What the exercise asks:
Make a verbatim copy of the entries below; pictures stay out.
··········
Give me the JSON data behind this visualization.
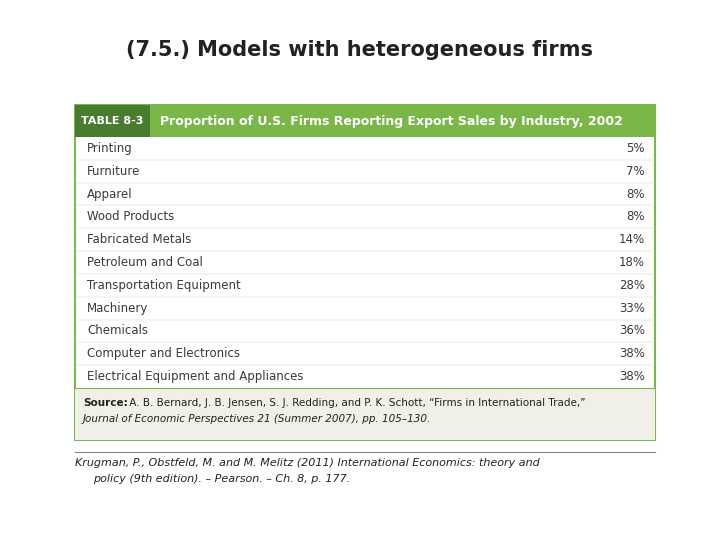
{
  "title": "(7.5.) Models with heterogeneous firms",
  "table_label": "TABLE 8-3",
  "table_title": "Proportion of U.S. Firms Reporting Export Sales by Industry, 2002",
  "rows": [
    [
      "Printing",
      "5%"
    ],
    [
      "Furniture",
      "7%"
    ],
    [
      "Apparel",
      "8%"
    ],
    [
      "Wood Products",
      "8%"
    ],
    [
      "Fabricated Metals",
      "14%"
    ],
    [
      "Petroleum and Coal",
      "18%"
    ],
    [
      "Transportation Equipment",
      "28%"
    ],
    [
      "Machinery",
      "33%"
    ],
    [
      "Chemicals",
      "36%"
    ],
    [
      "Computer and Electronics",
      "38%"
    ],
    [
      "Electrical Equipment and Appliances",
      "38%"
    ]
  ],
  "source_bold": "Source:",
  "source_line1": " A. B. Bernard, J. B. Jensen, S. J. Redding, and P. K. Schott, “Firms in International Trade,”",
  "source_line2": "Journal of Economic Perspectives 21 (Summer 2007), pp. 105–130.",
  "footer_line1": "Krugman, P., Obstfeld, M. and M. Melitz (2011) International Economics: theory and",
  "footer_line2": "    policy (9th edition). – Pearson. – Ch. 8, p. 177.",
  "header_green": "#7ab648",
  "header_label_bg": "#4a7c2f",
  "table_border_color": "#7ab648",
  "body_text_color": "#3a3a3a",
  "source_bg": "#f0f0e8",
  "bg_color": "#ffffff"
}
··········
Completed task:
Give me the JSON data behind this visualization.
{
  "title": "(7.5.) Models with heterogeneous firms",
  "table_label": "TABLE 8-3",
  "table_title": "Proportion of U.S. Firms Reporting Export Sales by Industry, 2002",
  "rows": [
    [
      "Printing",
      "5%"
    ],
    [
      "Furniture",
      "7%"
    ],
    [
      "Apparel",
      "8%"
    ],
    [
      "Wood Products",
      "8%"
    ],
    [
      "Fabricated Metals",
      "14%"
    ],
    [
      "Petroleum and Coal",
      "18%"
    ],
    [
      "Transportation Equipment",
      "28%"
    ],
    [
      "Machinery",
      "33%"
    ],
    [
      "Chemicals",
      "36%"
    ],
    [
      "Computer and Electronics",
      "38%"
    ],
    [
      "Electrical Equipment and Appliances",
      "38%"
    ]
  ],
  "source_bold": "Source:",
  "source_line1": " A. B. Bernard, J. B. Jensen, S. J. Redding, and P. K. Schott, “Firms in International Trade,”",
  "source_line2": "Journal of Economic Perspectives 21 (Summer 2007), pp. 105–130.",
  "footer_line1": "Krugman, P., Obstfeld, M. and M. Melitz (2011) International Economics: theory and",
  "footer_line2": "    policy (9th edition). – Pearson. – Ch. 8, p. 177.",
  "header_green": "#7ab648",
  "header_label_bg": "#4a7c2f",
  "table_border_color": "#7ab648",
  "body_text_color": "#3a3a3a",
  "source_bg": "#f0f0e8",
  "bg_color": "#ffffff"
}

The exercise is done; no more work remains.